_SUPPLIED DATA_

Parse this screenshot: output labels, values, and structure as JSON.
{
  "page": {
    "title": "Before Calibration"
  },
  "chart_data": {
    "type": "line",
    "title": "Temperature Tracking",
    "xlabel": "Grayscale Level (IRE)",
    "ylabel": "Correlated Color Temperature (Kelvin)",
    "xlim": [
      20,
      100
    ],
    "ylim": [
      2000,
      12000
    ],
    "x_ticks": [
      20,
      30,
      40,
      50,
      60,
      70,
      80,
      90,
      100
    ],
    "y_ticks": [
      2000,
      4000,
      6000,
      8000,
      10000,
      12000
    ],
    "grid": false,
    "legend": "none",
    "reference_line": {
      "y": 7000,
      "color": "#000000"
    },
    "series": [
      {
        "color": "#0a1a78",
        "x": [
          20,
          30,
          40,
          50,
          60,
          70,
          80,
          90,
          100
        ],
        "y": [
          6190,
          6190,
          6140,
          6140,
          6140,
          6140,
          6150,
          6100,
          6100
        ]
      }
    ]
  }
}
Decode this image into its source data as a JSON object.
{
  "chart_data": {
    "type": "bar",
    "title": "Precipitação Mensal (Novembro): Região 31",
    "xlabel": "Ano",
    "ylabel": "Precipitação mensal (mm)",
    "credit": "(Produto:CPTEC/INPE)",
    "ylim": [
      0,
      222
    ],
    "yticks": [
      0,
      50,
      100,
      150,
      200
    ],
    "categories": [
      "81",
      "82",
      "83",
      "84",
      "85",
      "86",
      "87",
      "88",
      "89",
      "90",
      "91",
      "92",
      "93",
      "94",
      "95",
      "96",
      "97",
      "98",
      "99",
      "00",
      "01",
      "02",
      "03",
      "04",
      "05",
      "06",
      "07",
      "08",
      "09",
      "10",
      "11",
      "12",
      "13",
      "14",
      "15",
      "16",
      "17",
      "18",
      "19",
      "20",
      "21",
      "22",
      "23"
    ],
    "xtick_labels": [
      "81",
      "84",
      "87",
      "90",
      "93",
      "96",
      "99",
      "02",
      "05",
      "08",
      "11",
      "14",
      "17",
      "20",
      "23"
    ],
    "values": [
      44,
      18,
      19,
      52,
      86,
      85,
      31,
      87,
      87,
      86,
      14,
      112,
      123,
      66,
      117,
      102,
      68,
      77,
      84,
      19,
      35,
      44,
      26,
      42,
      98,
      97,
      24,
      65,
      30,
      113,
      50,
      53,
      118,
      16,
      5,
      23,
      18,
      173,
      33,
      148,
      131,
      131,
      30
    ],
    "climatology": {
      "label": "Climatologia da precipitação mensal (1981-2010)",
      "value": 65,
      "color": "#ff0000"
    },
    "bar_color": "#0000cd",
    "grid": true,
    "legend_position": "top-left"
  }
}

_WHAT TO DO_
Where a line holds the string "JSON", copy that line.

_COMPLETE ANSWER_
Parse this screenshot: output labels, values, and structure as JSON.
Decode this image into its source data as a JSON object.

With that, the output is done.